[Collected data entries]
┌────────

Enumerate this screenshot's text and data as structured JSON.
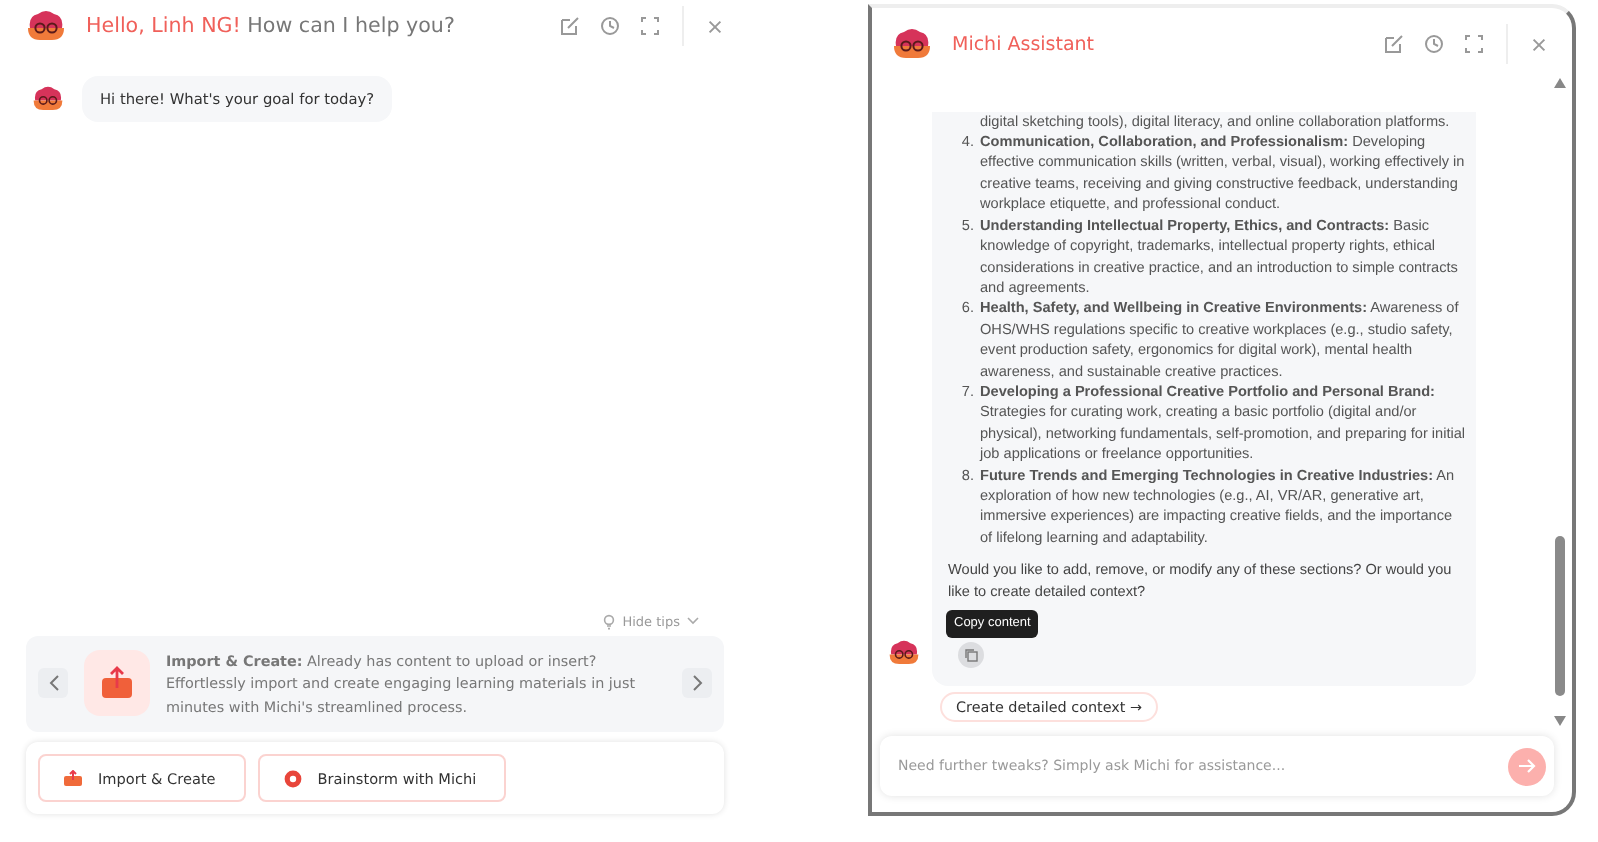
{
  "left_panel": {
    "greeting": "Hello, Linh NG!",
    "title": "How can I help you?",
    "messages": [
      {
        "text": "Hi there! What's your goal for today?"
      }
    ],
    "hide_tips": "Hide tips",
    "tip": {
      "text": "**Import & Create:** Already has content to upload or insert? Effortlessly import and create engaging learning materials in just minutes with Michi's streamlined process."
    },
    "actions": [
      {
        "label": "Import & Create",
        "kind": "import"
      },
      {
        "label": "Brainstorm with Michi",
        "kind": "brainstorm"
      }
    ]
  },
  "right_panel": {
    "title": "Michi Assistant",
    "list_continuation": "digital sketching tools), digital literacy, and online collaboration platforms.",
    "list": [
      {
        "number": "4.",
        "text": "**Communication, Collaboration, and Professionalism:** Developing effective communication skills (written, verbal, visual), working effectively in creative teams, receiving and giving constructive feedback, understanding workplace etiquette, and professional conduct."
      },
      {
        "number": "5.",
        "text": "**Understanding Intellectual Property, Ethics, and Contracts:** Basic knowledge of copyright, trademarks, intellectual property rights, ethical considerations in creative practice, and an introduction to simple contracts and agreements."
      },
      {
        "number": "6.",
        "text": "**Health, Safety, and Wellbeing in Creative Environments:** Awareness of OHS/WHS regulations specific to creative workplaces (e.g., studio safety, event production safety, ergonomics for digital work), mental health awareness, and sustainable creative practices."
      },
      {
        "number": "7.",
        "text": "**Developing a Professional Creative Portfolio and Personal Brand:** Strategies for curating work, creating a basic portfolio (digital and/or physical), networking fundamentals, self-promotion, and preparing for initial job applications or freelance opportunities."
      },
      {
        "number": "8.",
        "text": "**Future Trends and Emerging Technologies in Creative Industries:** An exploration of how new technologies (e.g., AI, VR/AR, generative art, immersive experiences) are impacting creative fields, and the importance of lifelong learning and adaptability."
      }
    ],
    "closing": "Would you like to add, remove, or modify any of these sections? Or would you like to create detailed context?",
    "tooltip": "Copy content",
    "suggestion": "Create detailed context →",
    "input": {
      "placeholder": "Need further tweaks? Simply ask Michi for assistance..."
    }
  }
}
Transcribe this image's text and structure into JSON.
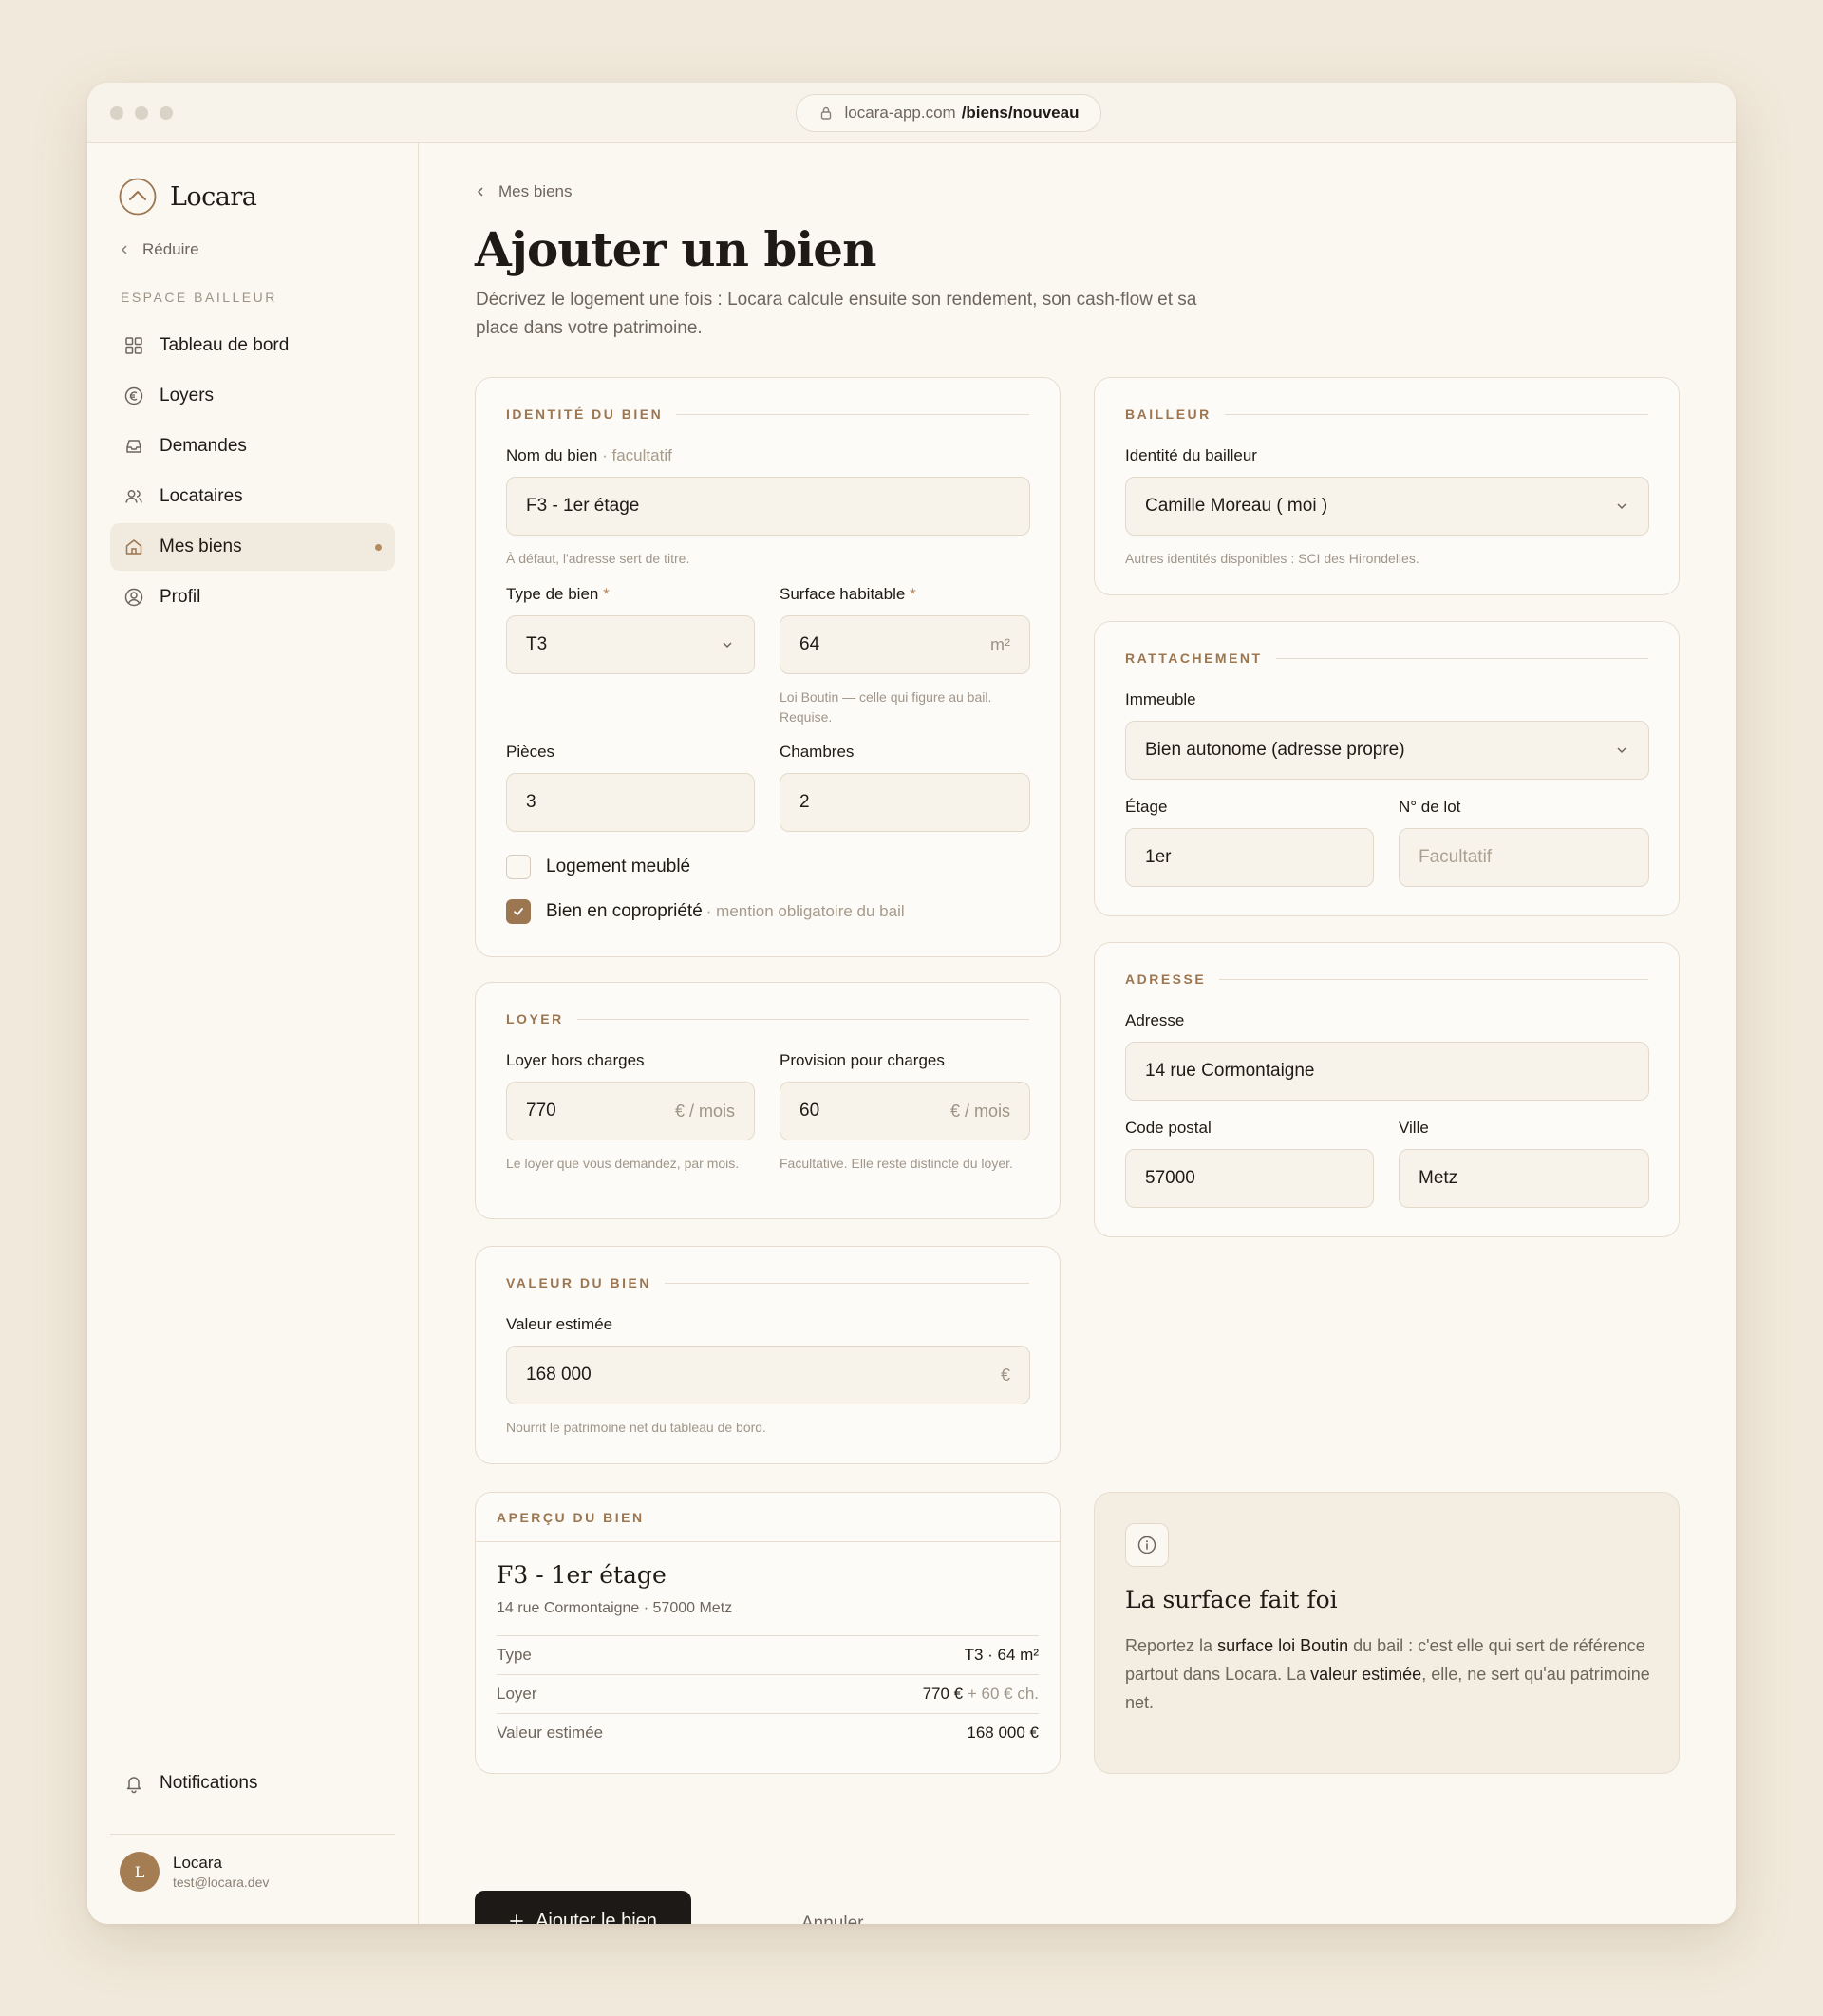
{
  "browser": {
    "url_host": "locara-app.com",
    "url_path": "/biens/nouveau"
  },
  "sidebar": {
    "brand": "Locara",
    "collapse_label": "Réduire",
    "section_label": "ESPACE BAILLEUR",
    "items": [
      {
        "label": "Tableau de bord",
        "icon": "grid-icon"
      },
      {
        "label": "Loyers",
        "icon": "euro-icon"
      },
      {
        "label": "Demandes",
        "icon": "inbox-icon"
      },
      {
        "label": "Locataires",
        "icon": "users-icon"
      },
      {
        "label": "Mes biens",
        "icon": "home-icon",
        "active": true
      },
      {
        "label": "Profil",
        "icon": "profile-icon"
      }
    ],
    "notifications_label": "Notifications",
    "user": {
      "initial": "L",
      "name": "Locara",
      "email": "test@locara.dev"
    }
  },
  "header": {
    "back_label": "Mes biens",
    "title": "Ajouter un bien",
    "subtitle": "Décrivez le logement une fois : Locara calcule ensuite son rendement, son cash-flow et sa place dans votre patrimoine."
  },
  "identite": {
    "heading": "IDENTITÉ DU BIEN",
    "nom_label": "Nom du bien",
    "nom_optional": "· facultatif",
    "nom_value": "F3 - 1er étage",
    "nom_help": "À défaut, l'adresse sert de titre.",
    "type_label": "Type de bien",
    "type_value": "T3",
    "surface_label": "Surface habitable",
    "surface_value": "64",
    "surface_unit": "m²",
    "surface_help": "Loi Boutin — celle qui figure au bail. Requise.",
    "required_mark": "*",
    "pieces_label": "Pièces",
    "pieces_value": "3",
    "chambres_label": "Chambres",
    "chambres_value": "2",
    "meuble_label": "Logement meublé",
    "meuble_checked": false,
    "copro_label": "Bien en copropriété",
    "copro_note": "· mention obligatoire du bail",
    "copro_checked": true
  },
  "loyer": {
    "heading": "LOYER",
    "hc_label": "Loyer hors charges",
    "hc_value": "770",
    "hc_unit": "€ / mois",
    "hc_help": "Le loyer que vous demandez, par mois.",
    "charges_label": "Provision pour charges",
    "charges_value": "60",
    "charges_unit": "€ / mois",
    "charges_help": "Facultative. Elle reste distincte du loyer."
  },
  "valeur": {
    "heading": "VALEUR DU BIEN",
    "label": "Valeur estimée",
    "value": "168 000",
    "unit": "€",
    "help": "Nourrit le patrimoine net du tableau de bord."
  },
  "bailleur": {
    "heading": "BAILLEUR",
    "label": "Identité du bailleur",
    "value": "Camille Moreau ( moi )",
    "help": "Autres identités disponibles : SCI des Hirondelles."
  },
  "rattachement": {
    "heading": "RATTACHEMENT",
    "immeuble_label": "Immeuble",
    "immeuble_value": "Bien autonome (adresse propre)",
    "etage_label": "Étage",
    "etage_value": "1er",
    "lot_label": "N° de lot",
    "lot_placeholder": "Facultatif"
  },
  "adresse": {
    "heading": "ADRESSE",
    "adresse_label": "Adresse",
    "adresse_value": "14 rue Cormontaigne",
    "cp_label": "Code postal",
    "cp_value": "57000",
    "ville_label": "Ville",
    "ville_value": "Metz"
  },
  "apercu": {
    "heading": "APERÇU DU BIEN",
    "title": "F3 - 1er étage",
    "address": "14 rue Cormontaigne · 57000 Metz",
    "rows": [
      {
        "key": "Type",
        "value": "T3 · 64 m²"
      },
      {
        "key": "Loyer",
        "value": "770 €",
        "extra": "+ 60 € ch."
      },
      {
        "key": "Valeur estimée",
        "value": "168 000 €"
      }
    ]
  },
  "info": {
    "title": "La surface fait foi",
    "t1": "Reportez la ",
    "b1": "surface loi Boutin",
    "t2": " du bail : c'est elle qui sert de référence partout dans Locara. La ",
    "b2": "valeur estimée",
    "t3": ", elle, ne sert qu'au patrimoine net."
  },
  "actions": {
    "submit": "Ajouter le bien",
    "cancel": "Annuler"
  },
  "colors": {
    "accent": "#9b7650",
    "background": "#f1e9db",
    "primary_button": "#1d1916"
  }
}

└────────

Which lines contain the word "digital"? Copy each one.

    "list_continuation": "digital sketching tools), digital literacy, and online collaboration platforms.",
        "text": "**Health, Safety, and Wellbeing in Creative Environments:** Awareness of OHS/WHS regulations specific to creative workplaces (e.g., studio safety, event production safety, ergonomics for digital work), mental health awareness, and sustainable creative practices."
        "text": "**Developing a Professional Creative Portfolio and Personal Brand:** Strategies for curating work, creating a basic portfolio (digital and/or physical), networking fundamentals, self-promotion, and preparing for initial job applications or freelance opportunities."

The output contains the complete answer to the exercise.